**Task requirements:** Print the full listing exactly.

○ ○ ○ ○

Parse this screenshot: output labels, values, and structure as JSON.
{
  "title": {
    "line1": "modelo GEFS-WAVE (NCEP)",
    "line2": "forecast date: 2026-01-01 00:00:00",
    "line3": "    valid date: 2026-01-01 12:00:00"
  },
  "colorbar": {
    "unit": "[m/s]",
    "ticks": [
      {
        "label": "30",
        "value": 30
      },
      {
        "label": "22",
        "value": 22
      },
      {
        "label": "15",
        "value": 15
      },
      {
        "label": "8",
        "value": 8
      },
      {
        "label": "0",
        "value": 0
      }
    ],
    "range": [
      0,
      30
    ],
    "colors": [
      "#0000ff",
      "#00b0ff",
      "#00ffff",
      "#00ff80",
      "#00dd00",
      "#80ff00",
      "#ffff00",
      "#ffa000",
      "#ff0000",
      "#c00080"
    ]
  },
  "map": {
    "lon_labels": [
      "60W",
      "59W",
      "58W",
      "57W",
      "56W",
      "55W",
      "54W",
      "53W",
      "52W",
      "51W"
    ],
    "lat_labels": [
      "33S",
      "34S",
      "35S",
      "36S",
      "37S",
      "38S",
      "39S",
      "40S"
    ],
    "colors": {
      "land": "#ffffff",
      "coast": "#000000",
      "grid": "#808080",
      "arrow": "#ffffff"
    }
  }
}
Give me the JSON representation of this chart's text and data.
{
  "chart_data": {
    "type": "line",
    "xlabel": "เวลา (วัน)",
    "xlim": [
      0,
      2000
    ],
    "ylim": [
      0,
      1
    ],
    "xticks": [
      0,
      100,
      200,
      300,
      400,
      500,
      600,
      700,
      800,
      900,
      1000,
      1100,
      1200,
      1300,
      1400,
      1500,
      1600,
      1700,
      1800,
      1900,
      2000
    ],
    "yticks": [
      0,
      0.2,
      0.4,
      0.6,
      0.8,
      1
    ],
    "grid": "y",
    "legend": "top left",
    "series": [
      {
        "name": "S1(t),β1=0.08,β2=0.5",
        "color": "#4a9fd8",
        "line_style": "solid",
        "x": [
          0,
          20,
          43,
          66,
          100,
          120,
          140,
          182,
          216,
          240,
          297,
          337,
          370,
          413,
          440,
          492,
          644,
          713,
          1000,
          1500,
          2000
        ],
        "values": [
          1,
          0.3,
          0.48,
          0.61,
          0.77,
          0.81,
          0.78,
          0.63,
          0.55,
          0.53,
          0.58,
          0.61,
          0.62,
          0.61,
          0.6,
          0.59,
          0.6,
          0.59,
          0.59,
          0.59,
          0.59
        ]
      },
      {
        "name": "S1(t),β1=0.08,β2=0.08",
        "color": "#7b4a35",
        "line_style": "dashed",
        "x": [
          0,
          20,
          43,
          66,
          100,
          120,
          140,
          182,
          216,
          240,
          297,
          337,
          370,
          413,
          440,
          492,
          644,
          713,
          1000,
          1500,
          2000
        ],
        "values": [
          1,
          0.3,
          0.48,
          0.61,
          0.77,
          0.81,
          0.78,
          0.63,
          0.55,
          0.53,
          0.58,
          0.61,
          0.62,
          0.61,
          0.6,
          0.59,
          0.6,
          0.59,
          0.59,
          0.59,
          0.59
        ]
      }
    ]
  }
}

○ ○ ○ ○

**Written solution:**
Parse this screenshot: output labels, values, and structure as JSON.
{
  "title": {
    "line1": "modelo GEFS-WAVE (NCEP)",
    "line2": "forecast date: 2026-01-01 00:00:00",
    "line3": "    valid date: 2026-01-01 12:00:00"
  },
  "colorbar": {
    "unit": "[m/s]",
    "ticks": [
      {
        "label": "30",
        "value": 30
      },
      {
        "label": "22",
        "value": 22
      },
      {
        "label": "15",
        "value": 15
      },
      {
        "label": "8",
        "value": 8
      },
      {
        "label": "0",
        "value": 0
      }
    ],
    "range": [
      0,
      30
    ],
    "colors": [
      "#0000ff",
      "#00b0ff",
      "#00ffff",
      "#00ff80",
      "#00dd00",
      "#80ff00",
      "#ffff00",
      "#ffa000",
      "#ff0000",
      "#c00080"
    ]
  },
  "map": {
    "lon_labels": [
      "60W",
      "59W",
      "58W",
      "57W",
      "56W",
      "55W",
      "54W",
      "53W",
      "52W",
      "51W"
    ],
    "lat_labels": [
      "33S",
      "34S",
      "35S",
      "36S",
      "37S",
      "38S",
      "39S",
      "40S"
    ],
    "colors": {
      "land": "#ffffff",
      "coast": "#000000",
      "grid": "#808080",
      "arrow": "#ffffff"
    }
  }
}
Give me the JSON representation of this chart's text and data.
{
  "chart_data": {
    "type": "line",
    "xlabel": "เวลา (วัน)",
    "xlim": [
      0,
      2000
    ],
    "ylim": [
      0,
      1
    ],
    "xticks": [
      0,
      100,
      200,
      300,
      400,
      500,
      600,
      700,
      800,
      900,
      1000,
      1100,
      1200,
      1300,
      1400,
      1500,
      1600,
      1700,
      1800,
      1900,
      2000
    ],
    "yticks": [
      0,
      0.2,
      0.4,
      0.6,
      0.8,
      1
    ],
    "grid": "y",
    "legend": "top left",
    "series": [
      {
        "name": "S1(t),β1=0.08,β2=0.5",
        "color": "#4a9fd8",
        "line_style": "solid",
        "x": [
          0,
          20,
          43,
          66,
          100,
          120,
          140,
          182,
          216,
          240,
          297,
          337,
          370,
          413,
          440,
          492,
          644,
          713,
          1000,
          1500,
          2000
        ],
        "values": [
          1,
          0.3,
          0.48,
          0.61,
          0.77,
          0.81,
          0.78,
          0.63,
          0.55,
          0.53,
          0.58,
          0.61,
          0.62,
          0.61,
          0.6,
          0.59,
          0.6,
          0.59,
          0.59,
          0.59,
          0.59
        ]
      },
      {
        "name": "S1(t),β1=0.08,β2=0.08",
        "color": "#7b4a35",
        "line_style": "dashed",
        "x": [
          0,
          20,
          43,
          66,
          100,
          120,
          140,
          182,
          216,
          240,
          297,
          337,
          370,
          413,
          440,
          492,
          644,
          713,
          1000,
          1500,
          2000
        ],
        "values": [
          1,
          0.3,
          0.48,
          0.61,
          0.77,
          0.81,
          0.78,
          0.63,
          0.55,
          0.53,
          0.58,
          0.61,
          0.62,
          0.61,
          0.6,
          0.59,
          0.6,
          0.59,
          0.59,
          0.59,
          0.59
        ]
      }
    ]
  }
}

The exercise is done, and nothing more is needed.